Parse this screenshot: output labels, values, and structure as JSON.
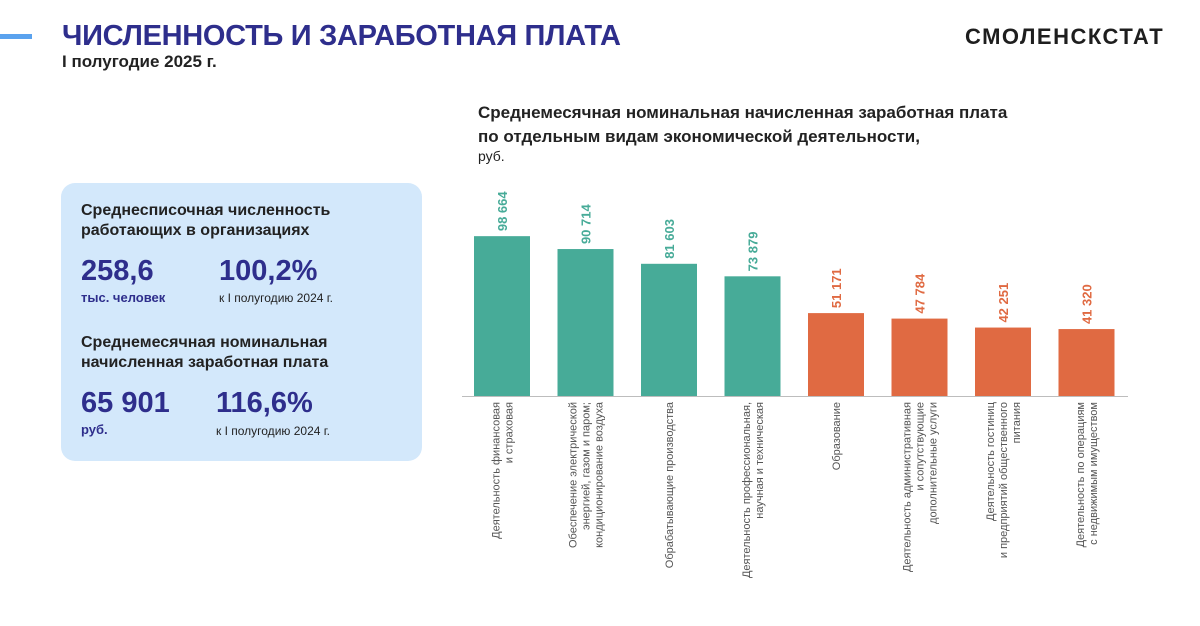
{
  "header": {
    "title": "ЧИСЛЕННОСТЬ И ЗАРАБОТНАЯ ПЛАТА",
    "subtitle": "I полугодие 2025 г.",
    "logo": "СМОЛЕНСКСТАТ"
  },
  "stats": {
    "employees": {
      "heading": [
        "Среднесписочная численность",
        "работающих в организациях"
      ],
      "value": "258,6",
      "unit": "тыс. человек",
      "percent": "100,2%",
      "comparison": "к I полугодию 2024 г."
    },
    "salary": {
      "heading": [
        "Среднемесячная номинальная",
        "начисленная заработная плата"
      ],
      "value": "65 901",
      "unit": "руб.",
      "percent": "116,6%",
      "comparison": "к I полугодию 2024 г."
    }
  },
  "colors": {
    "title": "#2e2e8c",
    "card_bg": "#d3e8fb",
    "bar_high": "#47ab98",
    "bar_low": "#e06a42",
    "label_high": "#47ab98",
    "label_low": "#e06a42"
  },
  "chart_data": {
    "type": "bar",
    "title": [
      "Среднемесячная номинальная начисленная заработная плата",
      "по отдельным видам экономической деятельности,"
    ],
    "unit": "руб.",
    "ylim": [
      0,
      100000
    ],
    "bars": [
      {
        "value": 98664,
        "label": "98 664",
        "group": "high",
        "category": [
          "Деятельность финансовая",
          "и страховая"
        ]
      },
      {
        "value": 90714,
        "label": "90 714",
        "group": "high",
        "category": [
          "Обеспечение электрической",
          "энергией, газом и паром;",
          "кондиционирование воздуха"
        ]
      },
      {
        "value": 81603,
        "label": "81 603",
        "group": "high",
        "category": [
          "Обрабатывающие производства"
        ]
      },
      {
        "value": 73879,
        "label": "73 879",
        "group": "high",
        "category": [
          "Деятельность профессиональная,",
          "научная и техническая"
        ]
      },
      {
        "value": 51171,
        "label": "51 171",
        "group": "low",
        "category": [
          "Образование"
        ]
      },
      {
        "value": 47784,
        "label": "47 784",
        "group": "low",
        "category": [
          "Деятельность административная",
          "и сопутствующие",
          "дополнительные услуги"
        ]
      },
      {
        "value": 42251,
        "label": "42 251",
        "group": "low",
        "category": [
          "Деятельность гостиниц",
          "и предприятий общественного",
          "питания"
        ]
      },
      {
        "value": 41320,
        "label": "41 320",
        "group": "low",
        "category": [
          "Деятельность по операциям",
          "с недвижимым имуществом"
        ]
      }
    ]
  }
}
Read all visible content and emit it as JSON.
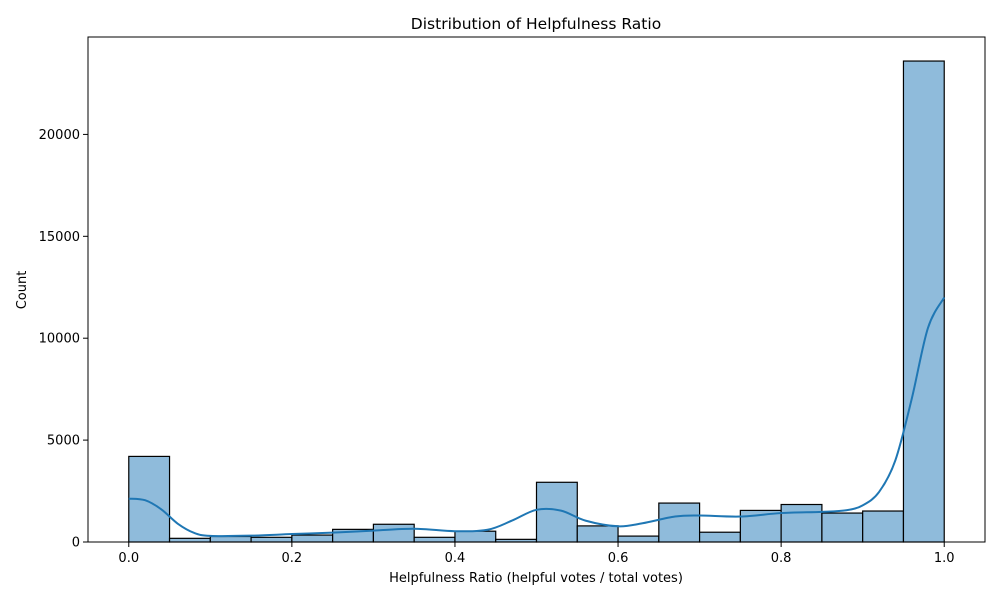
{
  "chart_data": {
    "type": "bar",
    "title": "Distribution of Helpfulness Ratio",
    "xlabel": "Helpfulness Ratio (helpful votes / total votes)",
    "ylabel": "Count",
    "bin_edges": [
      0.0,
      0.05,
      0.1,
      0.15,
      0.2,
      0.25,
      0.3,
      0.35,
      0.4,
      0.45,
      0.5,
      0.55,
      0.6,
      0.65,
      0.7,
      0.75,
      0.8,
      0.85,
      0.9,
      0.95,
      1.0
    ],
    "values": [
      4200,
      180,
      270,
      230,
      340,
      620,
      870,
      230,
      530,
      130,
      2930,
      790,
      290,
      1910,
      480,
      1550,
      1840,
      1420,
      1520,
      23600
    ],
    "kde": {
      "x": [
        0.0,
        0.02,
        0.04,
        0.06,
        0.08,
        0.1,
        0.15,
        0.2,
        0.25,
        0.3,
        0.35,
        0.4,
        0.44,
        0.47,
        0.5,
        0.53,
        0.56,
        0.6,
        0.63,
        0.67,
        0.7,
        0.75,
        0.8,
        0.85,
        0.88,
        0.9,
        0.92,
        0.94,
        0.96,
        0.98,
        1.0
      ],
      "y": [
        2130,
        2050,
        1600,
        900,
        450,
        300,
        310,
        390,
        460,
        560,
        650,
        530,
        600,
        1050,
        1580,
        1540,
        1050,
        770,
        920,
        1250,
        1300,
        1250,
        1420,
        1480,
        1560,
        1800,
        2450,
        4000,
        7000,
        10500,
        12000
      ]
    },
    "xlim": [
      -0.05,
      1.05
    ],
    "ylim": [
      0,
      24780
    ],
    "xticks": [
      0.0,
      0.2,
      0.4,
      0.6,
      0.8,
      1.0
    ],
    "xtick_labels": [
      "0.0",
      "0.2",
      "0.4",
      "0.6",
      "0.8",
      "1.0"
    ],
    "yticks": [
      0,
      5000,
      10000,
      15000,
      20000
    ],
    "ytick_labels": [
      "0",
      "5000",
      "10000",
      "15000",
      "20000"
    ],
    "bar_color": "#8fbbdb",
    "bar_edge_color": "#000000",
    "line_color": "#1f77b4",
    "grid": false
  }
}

● ● ● ● ●

• DIRECTIONS FOR THIS TASK: Search the records above for the string "номинальная". Copy every line that contains it.

• TASK RESPONSE:
        "Среднемесячная номинальная",
      "Среднемесячная номинальная начисленная заработная плата",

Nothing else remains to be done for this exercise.